→ **WHAT THIS TASK INVOLVES**: Go through the listing below and list every line with "desc".

→ **RECORDS FOR THIS TASK**:
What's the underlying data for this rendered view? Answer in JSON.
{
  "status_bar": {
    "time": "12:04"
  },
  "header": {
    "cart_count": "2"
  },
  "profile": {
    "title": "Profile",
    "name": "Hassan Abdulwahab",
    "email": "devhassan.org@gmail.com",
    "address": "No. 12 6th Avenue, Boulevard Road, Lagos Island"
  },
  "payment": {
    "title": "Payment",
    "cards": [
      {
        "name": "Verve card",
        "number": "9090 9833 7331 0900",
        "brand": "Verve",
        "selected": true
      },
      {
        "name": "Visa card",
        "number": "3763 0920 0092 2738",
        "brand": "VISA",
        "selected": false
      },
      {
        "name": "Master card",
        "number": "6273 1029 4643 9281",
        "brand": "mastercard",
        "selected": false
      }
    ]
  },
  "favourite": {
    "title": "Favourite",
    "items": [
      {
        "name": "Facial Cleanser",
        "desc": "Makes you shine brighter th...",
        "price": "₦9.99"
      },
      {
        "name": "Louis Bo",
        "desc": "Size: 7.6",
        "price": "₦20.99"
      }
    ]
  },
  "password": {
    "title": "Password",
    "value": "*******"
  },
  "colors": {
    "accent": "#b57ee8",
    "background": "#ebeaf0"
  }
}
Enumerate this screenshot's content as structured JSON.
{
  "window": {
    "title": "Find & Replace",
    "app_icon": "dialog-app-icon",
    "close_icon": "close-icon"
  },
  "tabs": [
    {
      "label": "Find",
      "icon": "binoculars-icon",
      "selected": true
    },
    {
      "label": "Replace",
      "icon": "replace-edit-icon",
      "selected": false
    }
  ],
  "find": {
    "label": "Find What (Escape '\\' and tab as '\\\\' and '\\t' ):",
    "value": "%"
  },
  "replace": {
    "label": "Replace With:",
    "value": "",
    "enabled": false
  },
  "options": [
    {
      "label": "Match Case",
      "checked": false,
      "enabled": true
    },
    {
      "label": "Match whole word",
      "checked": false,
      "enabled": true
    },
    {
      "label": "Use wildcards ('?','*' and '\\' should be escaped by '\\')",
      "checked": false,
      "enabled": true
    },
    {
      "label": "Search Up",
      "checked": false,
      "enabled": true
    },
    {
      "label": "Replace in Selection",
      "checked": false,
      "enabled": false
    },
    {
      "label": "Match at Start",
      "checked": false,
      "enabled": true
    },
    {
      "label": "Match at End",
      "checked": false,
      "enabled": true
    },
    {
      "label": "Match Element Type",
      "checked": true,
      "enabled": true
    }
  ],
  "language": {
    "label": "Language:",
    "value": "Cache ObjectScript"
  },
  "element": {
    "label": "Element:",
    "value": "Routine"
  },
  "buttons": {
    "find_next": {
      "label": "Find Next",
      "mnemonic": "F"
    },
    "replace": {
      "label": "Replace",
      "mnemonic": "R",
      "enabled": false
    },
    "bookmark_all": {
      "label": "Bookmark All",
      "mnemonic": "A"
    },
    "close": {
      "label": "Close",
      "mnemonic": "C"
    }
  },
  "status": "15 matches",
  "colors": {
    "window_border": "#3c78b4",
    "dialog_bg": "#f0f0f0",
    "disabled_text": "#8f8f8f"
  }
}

→ **ANSWER**:
        "desc": "Makes you shine brighter th...",
        "desc": "Size: 7.6",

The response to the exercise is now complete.